─── Material to process

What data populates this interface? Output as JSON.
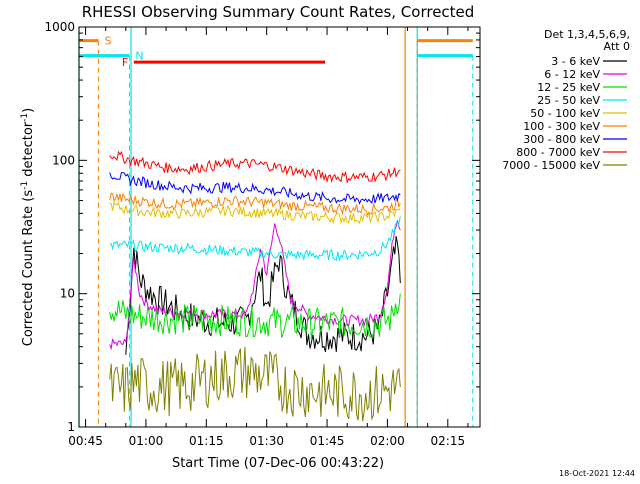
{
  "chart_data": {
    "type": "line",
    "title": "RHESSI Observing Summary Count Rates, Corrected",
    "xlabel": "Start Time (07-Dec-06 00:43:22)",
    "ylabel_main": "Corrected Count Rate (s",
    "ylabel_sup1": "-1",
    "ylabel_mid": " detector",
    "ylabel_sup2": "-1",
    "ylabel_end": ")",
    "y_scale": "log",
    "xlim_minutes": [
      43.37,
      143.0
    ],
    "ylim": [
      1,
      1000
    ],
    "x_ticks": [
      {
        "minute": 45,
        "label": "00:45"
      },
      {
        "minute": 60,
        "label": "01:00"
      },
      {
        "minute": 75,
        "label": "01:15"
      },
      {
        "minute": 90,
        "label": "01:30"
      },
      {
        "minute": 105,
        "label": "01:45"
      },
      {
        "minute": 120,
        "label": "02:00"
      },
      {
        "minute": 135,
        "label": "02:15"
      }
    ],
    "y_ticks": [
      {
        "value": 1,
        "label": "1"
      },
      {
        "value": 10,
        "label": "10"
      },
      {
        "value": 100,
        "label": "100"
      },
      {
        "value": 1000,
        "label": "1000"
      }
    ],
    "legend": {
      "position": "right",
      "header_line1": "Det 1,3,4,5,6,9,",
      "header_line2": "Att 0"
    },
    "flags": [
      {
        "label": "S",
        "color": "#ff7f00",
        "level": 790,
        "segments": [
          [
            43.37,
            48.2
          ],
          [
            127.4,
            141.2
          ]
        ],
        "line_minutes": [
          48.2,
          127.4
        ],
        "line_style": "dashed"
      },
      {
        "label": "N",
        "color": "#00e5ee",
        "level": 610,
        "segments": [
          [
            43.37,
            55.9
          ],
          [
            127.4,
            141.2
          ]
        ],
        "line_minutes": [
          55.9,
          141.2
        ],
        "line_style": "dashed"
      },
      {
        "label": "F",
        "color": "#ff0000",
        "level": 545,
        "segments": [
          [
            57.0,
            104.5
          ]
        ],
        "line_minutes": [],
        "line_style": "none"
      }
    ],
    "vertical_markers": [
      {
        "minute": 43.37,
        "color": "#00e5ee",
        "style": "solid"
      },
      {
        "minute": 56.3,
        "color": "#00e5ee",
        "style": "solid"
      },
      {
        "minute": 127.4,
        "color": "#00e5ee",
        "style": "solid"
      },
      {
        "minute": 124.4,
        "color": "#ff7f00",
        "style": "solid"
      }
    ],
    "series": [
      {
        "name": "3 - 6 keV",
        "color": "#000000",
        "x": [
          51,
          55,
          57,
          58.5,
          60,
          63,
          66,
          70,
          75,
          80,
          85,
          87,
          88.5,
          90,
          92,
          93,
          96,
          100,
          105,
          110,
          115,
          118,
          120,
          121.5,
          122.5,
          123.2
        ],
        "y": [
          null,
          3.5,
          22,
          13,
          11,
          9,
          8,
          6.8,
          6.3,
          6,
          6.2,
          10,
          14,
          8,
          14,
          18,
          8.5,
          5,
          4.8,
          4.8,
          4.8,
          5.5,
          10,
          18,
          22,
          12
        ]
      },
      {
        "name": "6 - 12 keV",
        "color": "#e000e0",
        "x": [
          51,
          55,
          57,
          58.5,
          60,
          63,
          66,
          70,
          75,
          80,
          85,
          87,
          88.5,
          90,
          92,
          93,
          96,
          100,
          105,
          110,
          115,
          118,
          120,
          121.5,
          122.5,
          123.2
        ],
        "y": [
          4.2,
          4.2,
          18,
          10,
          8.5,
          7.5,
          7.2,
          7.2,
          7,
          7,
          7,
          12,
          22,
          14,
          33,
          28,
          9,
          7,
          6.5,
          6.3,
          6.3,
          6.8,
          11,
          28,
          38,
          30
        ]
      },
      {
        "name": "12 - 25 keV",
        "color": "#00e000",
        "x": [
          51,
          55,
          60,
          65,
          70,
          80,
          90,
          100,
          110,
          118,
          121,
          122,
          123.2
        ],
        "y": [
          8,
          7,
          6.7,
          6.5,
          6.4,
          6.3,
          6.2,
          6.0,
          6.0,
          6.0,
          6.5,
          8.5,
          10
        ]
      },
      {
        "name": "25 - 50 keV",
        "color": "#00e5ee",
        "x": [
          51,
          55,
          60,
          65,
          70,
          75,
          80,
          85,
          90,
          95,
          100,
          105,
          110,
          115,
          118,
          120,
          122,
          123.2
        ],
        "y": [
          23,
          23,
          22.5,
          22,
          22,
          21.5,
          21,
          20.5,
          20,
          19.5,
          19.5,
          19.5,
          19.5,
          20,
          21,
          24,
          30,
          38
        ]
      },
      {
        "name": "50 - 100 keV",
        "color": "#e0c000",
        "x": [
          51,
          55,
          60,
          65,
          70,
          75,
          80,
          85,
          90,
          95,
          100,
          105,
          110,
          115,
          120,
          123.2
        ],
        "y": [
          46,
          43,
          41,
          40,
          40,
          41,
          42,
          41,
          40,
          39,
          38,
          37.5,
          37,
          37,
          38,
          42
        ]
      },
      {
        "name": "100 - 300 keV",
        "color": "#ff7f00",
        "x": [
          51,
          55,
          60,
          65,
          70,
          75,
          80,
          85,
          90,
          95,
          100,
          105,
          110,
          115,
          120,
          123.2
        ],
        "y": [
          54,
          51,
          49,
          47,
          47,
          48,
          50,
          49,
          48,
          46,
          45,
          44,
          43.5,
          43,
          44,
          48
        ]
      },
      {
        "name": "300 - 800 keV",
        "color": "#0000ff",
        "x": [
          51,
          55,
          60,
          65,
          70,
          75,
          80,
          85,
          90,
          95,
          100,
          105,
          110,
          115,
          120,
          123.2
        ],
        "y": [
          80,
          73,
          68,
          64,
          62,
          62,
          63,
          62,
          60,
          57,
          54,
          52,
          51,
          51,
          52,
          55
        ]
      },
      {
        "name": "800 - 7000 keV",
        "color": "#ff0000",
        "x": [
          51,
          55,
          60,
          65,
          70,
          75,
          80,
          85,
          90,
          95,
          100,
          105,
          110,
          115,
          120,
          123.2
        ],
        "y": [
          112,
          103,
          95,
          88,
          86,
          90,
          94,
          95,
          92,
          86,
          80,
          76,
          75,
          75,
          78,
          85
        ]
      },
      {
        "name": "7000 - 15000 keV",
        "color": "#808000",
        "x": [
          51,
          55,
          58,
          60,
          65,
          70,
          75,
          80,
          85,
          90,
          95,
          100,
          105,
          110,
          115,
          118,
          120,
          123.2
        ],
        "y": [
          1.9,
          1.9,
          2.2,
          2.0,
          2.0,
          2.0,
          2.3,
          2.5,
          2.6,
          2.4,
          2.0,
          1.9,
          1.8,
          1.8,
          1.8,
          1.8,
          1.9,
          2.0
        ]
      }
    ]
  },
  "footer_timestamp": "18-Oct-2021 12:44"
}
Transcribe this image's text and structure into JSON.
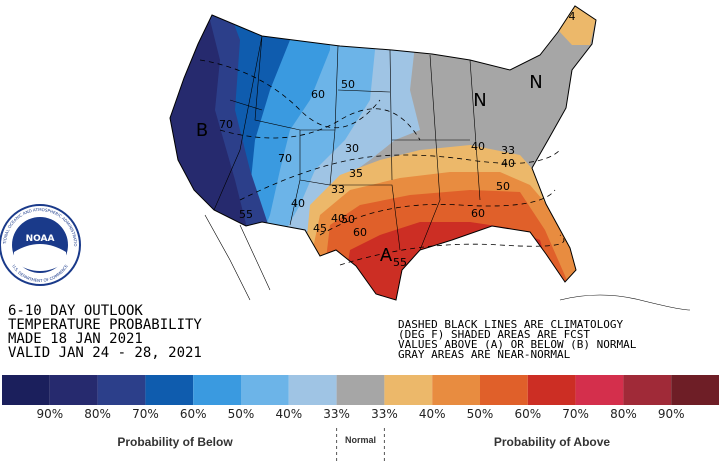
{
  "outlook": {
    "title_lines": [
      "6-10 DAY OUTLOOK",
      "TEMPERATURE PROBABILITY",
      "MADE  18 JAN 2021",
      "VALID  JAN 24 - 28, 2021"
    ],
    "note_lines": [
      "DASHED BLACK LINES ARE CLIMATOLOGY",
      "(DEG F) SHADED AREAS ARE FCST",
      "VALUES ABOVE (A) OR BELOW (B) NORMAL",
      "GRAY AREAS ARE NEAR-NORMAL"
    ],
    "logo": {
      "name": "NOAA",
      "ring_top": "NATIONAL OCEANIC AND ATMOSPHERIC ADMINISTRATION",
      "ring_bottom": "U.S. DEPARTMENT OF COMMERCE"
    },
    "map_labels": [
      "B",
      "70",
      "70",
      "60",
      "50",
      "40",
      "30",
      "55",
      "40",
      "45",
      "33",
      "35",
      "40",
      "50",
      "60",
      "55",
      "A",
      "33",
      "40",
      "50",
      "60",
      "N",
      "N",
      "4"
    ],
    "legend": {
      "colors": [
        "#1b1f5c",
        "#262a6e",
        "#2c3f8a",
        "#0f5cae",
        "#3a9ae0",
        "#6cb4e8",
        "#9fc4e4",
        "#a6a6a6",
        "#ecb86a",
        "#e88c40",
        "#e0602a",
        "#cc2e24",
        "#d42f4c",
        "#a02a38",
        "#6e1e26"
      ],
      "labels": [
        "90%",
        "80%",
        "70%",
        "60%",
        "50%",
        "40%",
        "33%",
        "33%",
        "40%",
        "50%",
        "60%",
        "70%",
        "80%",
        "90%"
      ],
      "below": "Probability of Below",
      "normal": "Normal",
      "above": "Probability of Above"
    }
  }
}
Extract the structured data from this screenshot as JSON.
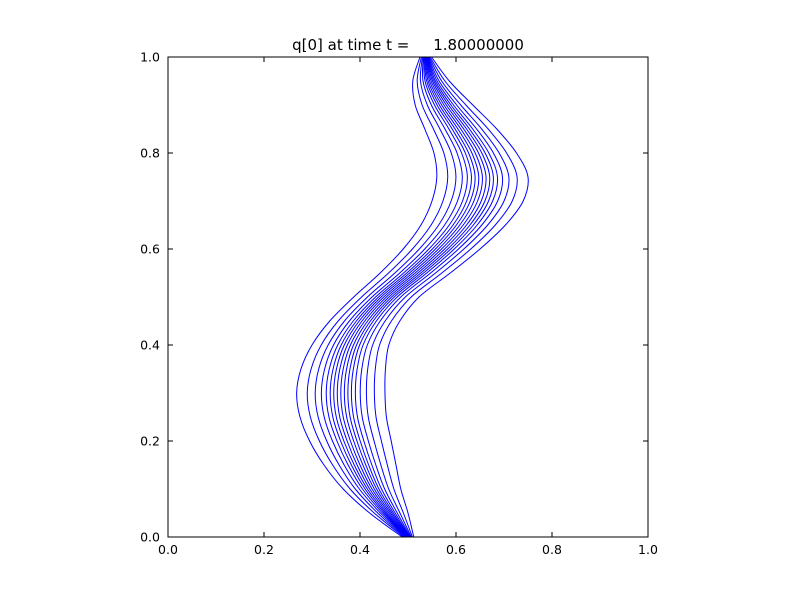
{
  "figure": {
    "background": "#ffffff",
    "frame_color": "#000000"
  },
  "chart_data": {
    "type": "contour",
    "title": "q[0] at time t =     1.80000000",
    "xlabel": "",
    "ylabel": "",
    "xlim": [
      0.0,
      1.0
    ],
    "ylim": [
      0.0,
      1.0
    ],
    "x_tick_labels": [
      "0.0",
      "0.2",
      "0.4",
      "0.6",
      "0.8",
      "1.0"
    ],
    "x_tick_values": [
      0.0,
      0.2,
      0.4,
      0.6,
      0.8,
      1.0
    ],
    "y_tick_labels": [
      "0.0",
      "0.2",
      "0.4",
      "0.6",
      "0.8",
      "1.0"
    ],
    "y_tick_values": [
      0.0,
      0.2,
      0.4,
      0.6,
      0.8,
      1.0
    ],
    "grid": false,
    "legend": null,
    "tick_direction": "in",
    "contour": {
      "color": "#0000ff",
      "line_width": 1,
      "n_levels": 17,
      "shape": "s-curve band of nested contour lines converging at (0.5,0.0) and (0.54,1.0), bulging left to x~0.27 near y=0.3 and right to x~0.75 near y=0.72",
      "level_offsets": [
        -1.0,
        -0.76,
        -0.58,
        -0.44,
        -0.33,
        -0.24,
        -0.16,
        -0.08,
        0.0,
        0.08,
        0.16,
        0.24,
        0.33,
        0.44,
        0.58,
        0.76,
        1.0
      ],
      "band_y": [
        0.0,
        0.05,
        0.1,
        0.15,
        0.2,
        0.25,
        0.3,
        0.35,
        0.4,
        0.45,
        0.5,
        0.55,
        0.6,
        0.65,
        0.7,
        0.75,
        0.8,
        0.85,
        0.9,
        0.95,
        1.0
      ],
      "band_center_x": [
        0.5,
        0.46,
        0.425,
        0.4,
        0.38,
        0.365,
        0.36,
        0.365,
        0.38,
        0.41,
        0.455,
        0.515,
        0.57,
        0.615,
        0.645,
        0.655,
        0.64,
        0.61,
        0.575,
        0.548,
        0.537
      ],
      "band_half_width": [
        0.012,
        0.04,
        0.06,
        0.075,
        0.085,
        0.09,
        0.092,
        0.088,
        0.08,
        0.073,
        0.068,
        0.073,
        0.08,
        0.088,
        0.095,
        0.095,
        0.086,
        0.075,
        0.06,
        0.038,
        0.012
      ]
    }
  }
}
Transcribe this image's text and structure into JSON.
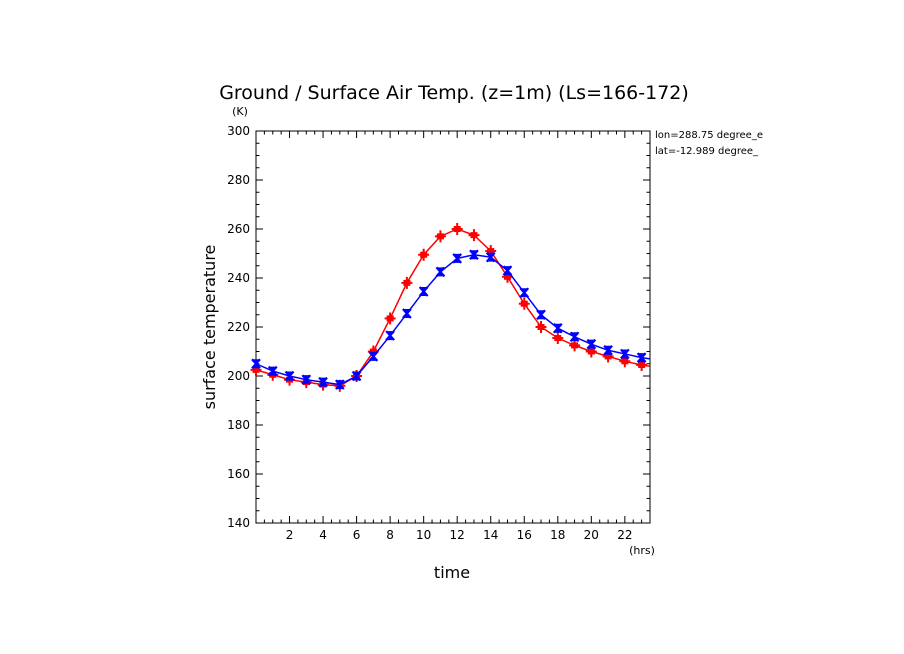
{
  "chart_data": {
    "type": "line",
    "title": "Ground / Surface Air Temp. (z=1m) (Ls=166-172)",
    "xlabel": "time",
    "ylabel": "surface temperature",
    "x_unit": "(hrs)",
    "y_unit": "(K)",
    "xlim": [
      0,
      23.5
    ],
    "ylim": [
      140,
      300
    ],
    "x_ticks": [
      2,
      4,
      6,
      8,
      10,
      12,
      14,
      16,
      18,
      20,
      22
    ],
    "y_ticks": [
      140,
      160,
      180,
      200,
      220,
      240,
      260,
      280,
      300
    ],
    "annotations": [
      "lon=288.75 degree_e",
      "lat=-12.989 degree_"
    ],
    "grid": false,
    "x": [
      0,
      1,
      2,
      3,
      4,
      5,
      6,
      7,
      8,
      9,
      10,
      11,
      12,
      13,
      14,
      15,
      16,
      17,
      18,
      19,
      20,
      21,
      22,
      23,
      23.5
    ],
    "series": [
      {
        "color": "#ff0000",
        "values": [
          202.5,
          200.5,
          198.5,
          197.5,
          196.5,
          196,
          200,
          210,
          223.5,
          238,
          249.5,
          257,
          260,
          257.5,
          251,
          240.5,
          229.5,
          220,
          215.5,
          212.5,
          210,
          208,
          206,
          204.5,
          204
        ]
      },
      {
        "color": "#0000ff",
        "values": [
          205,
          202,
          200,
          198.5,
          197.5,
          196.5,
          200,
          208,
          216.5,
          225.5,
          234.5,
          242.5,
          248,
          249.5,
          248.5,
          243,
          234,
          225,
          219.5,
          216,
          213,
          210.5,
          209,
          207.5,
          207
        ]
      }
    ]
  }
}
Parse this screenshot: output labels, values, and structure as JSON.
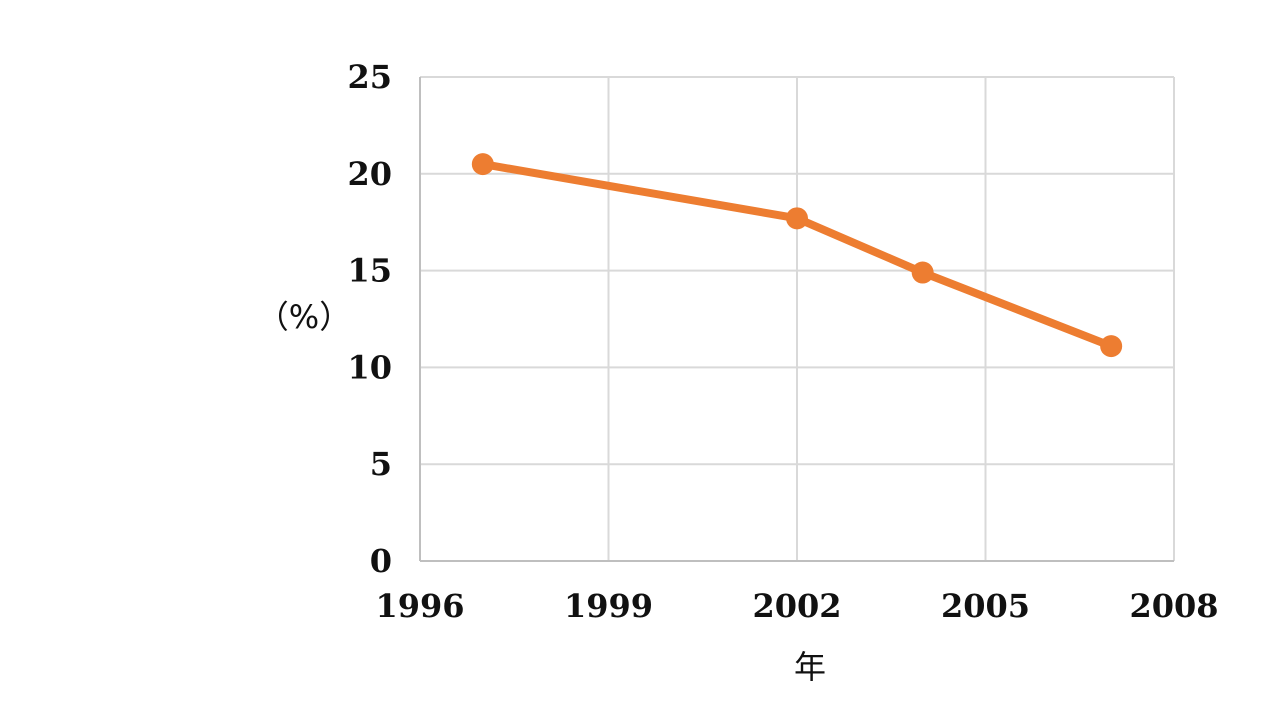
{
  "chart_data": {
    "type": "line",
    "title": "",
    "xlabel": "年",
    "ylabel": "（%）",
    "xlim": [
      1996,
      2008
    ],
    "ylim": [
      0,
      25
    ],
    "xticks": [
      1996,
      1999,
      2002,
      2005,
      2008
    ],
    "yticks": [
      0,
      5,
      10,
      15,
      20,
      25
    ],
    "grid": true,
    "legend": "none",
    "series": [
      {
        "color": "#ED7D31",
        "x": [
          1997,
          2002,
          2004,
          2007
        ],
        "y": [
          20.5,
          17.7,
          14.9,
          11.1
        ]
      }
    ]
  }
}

──────

**Task:** Copy each line holding the word "JSON" from the listing above.

**Full output:**
What data populates this interface? Output as JSON.
Transcribe this image's text and structure into JSON.
Extract the structured data from this screenshot as JSON.
Transcribe this image's text and structure into JSON.
Parse this screenshot: output labels, values, and structure as JSON.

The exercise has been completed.